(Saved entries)
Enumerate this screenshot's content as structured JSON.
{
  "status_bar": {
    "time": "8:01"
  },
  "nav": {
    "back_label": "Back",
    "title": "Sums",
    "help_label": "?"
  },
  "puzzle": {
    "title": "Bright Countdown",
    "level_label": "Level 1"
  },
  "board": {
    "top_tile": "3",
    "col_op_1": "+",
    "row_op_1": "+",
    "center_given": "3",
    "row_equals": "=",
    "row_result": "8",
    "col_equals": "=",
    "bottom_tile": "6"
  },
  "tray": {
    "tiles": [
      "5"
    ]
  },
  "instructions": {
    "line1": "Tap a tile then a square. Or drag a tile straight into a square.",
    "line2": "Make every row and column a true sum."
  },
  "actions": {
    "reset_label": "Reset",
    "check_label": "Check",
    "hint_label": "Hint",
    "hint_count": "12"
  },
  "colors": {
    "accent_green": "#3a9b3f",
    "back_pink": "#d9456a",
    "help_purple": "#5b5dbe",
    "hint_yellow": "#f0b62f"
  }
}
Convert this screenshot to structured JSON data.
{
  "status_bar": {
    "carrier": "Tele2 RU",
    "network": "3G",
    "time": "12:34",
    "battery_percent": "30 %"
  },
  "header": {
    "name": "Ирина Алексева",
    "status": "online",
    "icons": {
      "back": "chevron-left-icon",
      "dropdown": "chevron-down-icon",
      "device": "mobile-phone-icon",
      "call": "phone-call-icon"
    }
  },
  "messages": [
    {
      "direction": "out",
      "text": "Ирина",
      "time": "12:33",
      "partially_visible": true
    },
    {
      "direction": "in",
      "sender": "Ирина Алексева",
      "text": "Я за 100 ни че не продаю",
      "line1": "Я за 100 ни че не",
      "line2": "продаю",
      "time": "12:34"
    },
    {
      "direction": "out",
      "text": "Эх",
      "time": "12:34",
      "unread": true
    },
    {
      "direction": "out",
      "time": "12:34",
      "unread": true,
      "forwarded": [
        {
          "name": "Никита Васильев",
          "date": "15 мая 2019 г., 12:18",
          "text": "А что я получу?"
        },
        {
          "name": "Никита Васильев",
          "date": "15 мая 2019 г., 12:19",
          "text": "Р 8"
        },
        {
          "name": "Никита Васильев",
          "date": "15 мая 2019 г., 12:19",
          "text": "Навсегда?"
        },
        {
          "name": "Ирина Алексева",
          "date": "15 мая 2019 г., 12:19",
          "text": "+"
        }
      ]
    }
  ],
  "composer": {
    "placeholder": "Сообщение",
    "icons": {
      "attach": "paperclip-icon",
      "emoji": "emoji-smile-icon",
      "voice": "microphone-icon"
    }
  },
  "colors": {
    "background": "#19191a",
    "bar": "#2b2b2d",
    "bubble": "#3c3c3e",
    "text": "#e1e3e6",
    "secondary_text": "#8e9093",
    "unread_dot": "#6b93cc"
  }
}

AIM ▸ Lines containing the word "this" must all be returned from the material above.

WRITTEN SOLUTION ▸
Enumerate this screenshot's content as structured JSON.
Convert this screenshot to structured JSON data.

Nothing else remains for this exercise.